Data entries
===

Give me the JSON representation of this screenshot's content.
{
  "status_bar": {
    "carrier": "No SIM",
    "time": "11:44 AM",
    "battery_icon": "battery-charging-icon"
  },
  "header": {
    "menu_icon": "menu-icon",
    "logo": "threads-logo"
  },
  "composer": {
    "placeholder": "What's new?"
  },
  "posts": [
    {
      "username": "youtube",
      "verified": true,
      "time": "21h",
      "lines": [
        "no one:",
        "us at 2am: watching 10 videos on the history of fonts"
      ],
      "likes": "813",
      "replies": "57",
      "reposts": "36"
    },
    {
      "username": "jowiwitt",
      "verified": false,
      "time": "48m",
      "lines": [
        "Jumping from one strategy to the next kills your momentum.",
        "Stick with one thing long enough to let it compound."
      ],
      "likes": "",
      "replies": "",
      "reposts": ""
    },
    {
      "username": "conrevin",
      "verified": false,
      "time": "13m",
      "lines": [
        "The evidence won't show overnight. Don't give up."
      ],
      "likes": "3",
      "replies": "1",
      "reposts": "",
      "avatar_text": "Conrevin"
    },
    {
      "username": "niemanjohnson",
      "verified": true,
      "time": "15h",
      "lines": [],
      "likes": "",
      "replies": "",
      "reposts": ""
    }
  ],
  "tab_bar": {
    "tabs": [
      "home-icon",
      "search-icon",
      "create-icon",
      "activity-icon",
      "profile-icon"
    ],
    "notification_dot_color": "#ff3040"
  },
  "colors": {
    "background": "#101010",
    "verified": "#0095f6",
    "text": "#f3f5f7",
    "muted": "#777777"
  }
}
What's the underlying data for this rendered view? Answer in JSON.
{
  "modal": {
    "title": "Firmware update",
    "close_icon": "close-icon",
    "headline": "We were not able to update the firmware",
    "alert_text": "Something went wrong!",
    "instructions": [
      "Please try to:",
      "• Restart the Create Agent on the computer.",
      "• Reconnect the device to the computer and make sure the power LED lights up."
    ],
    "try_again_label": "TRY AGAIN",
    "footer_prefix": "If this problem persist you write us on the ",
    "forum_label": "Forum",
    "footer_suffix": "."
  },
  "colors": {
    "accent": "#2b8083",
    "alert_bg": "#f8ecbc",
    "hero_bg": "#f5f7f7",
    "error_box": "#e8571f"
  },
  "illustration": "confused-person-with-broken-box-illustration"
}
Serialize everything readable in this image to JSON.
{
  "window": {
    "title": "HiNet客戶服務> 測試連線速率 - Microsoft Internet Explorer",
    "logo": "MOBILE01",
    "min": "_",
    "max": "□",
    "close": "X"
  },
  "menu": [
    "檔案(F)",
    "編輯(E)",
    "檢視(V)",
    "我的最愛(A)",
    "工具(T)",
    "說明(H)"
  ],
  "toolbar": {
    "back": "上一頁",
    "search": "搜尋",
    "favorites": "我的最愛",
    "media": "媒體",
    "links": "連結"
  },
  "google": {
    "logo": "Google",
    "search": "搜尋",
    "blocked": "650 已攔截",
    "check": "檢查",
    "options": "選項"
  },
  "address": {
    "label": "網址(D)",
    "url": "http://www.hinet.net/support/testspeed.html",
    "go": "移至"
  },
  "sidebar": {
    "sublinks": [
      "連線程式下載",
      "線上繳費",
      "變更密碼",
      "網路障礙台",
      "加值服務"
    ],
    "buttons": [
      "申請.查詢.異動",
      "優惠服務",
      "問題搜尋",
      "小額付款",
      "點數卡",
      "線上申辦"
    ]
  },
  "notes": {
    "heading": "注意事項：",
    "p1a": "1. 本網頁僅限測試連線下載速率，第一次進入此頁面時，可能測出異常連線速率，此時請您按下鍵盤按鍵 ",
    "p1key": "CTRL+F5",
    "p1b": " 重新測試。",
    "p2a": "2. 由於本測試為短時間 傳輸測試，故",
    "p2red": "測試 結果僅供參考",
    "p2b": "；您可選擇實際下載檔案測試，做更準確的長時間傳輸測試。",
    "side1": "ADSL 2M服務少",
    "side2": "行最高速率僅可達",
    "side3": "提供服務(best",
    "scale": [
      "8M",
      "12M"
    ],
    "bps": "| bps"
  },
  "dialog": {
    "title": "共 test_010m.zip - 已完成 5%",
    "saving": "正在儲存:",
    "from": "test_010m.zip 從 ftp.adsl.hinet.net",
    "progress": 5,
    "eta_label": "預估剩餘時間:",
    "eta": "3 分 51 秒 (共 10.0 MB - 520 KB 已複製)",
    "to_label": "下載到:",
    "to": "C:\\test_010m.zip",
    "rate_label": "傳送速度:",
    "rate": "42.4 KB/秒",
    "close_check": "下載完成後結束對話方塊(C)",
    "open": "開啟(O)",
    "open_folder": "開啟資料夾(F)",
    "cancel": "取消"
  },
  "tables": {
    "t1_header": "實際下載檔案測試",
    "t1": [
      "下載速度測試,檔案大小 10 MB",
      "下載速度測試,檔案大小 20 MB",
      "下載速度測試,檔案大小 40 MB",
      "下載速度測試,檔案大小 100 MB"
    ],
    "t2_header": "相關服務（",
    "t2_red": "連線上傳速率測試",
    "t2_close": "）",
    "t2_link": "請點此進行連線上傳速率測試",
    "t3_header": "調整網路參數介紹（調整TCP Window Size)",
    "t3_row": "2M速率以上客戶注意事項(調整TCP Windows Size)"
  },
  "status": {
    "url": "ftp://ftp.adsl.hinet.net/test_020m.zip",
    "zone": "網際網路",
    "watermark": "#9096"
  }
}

===

-- Task to complete --
Each line of the listing should be copied exactly.

-- Result of the task --
Give me the JSON representation of this screenshot's content.
{
  "status_bar": {
    "carrier": "No SIM",
    "time": "11:44 AM",
    "battery_icon": "battery-charging-icon"
  },
  "header": {
    "menu_icon": "menu-icon",
    "logo": "threads-logo"
  },
  "composer": {
    "placeholder": "What's new?"
  },
  "posts": [
    {
      "username": "youtube",
      "verified": true,
      "time": "21h",
      "lines": [
        "no one:",
        "us at 2am: watching 10 videos on the history of fonts"
      ],
      "likes": "813",
      "replies": "57",
      "reposts": "36"
    },
    {
      "username": "jowiwitt",
      "verified": false,
      "time": "48m",
      "lines": [
        "Jumping from one strategy to the next kills your momentum.",
        "Stick with one thing long enough to let it compound."
      ],
      "likes": "",
      "replies": "",
      "reposts": ""
    },
    {
      "username": "conrevin",
      "verified": false,
      "time": "13m",
      "lines": [
        "The evidence won't show overnight. Don't give up."
      ],
      "likes": "3",
      "replies": "1",
      "reposts": "",
      "avatar_text": "Conrevin"
    },
    {
      "username": "niemanjohnson",
      "verified": true,
      "time": "15h",
      "lines": [],
      "likes": "",
      "replies": "",
      "reposts": ""
    }
  ],
  "tab_bar": {
    "tabs": [
      "home-icon",
      "search-icon",
      "create-icon",
      "activity-icon",
      "profile-icon"
    ],
    "notification_dot_color": "#ff3040"
  },
  "colors": {
    "background": "#101010",
    "verified": "#0095f6",
    "text": "#f3f5f7",
    "muted": "#777777"
  }
}
What's the underlying data for this rendered view? Answer in JSON.
{
  "modal": {
    "title": "Firmware update",
    "close_icon": "close-icon",
    "headline": "We were not able to update the firmware",
    "alert_text": "Something went wrong!",
    "instructions": [
      "Please try to:",
      "• Restart the Create Agent on the computer.",
      "• Reconnect the device to the computer and make sure the power LED lights up."
    ],
    "try_again_label": "TRY AGAIN",
    "footer_prefix": "If this problem persist you write us on the ",
    "forum_label": "Forum",
    "footer_suffix": "."
  },
  "colors": {
    "accent": "#2b8083",
    "alert_bg": "#f8ecbc",
    "hero_bg": "#f5f7f7",
    "error_box": "#e8571f"
  },
  "illustration": "confused-person-with-broken-box-illustration"
}
Serialize everything readable in this image to JSON.
{
  "window": {
    "title": "HiNet客戶服務> 測試連線速率 - Microsoft Internet Explorer",
    "logo": "MOBILE01",
    "min": "_",
    "max": "□",
    "close": "X"
  },
  "menu": [
    "檔案(F)",
    "編輯(E)",
    "檢視(V)",
    "我的最愛(A)",
    "工具(T)",
    "說明(H)"
  ],
  "toolbar": {
    "back": "上一頁",
    "search": "搜尋",
    "favorites": "我的最愛",
    "media": "媒體",
    "links": "連結"
  },
  "google": {
    "logo": "Google",
    "search": "搜尋",
    "blocked": "650 已攔截",
    "check": "檢查",
    "options": "選項"
  },
  "address": {
    "label": "網址(D)",
    "url": "http://www.hinet.net/support/testspeed.html",
    "go": "移至"
  },
  "sidebar": {
    "sublinks": [
      "連線程式下載",
      "線上繳費",
      "變更密碼",
      "網路障礙台",
      "加值服務"
    ],
    "buttons": [
      "申請.查詢.異動",
      "優惠服務",
      "問題搜尋",
      "小額付款",
      "點數卡",
      "線上申辦"
    ]
  },
  "notes": {
    "heading": "注意事項：",
    "p1a": "1. 本網頁僅限測試連線下載速率，第一次進入此頁面時，可能測出異常連線速率，此時請您按下鍵盤按鍵 ",
    "p1key": "CTRL+F5",
    "p1b": " 重新測試。",
    "p2a": "2. 由於本測試為短時間 傳輸測試，故",
    "p2red": "測試 結果僅供參考",
    "p2b": "；您可選擇實際下載檔案測試，做更準確的長時間傳輸測試。",
    "side1": "ADSL 2M服務少",
    "side2": "行最高速率僅可達",
    "side3": "提供服務(best",
    "scale": [
      "8M",
      "12M"
    ],
    "bps": "| bps"
  },
  "dialog": {
    "title": "共 test_010m.zip - 已完成 5%",
    "saving": "正在儲存:",
    "from": "test_010m.zip 從 ftp.adsl.hinet.net",
    "progress": 5,
    "eta_label": "預估剩餘時間:",
    "eta": "3 分 51 秒 (共 10.0 MB - 520 KB 已複製)",
    "to_label": "下載到:",
    "to": "C:\\test_010m.zip",
    "rate_label": "傳送速度:",
    "rate": "42.4 KB/秒",
    "close_check": "下載完成後結束對話方塊(C)",
    "open": "開啟(O)",
    "open_folder": "開啟資料夾(F)",
    "cancel": "取消"
  },
  "tables": {
    "t1_header": "實際下載檔案測試",
    "t1": [
      "下載速度測試,檔案大小 10 MB",
      "下載速度測試,檔案大小 20 MB",
      "下載速度測試,檔案大小 40 MB",
      "下載速度測試,檔案大小 100 MB"
    ],
    "t2_header": "相關服務（",
    "t2_red": "連線上傳速率測試",
    "t2_close": "）",
    "t2_link": "請點此進行連線上傳速率測試",
    "t3_header": "調整網路參數介紹（調整TCP Window Size)",
    "t3_row": "2M速率以上客戶注意事項(調整TCP Windows Size)"
  },
  "status": {
    "url": "ftp://ftp.adsl.hinet.net/test_020m.zip",
    "zone": "網際網路",
    "watermark": "#9096"
  }
}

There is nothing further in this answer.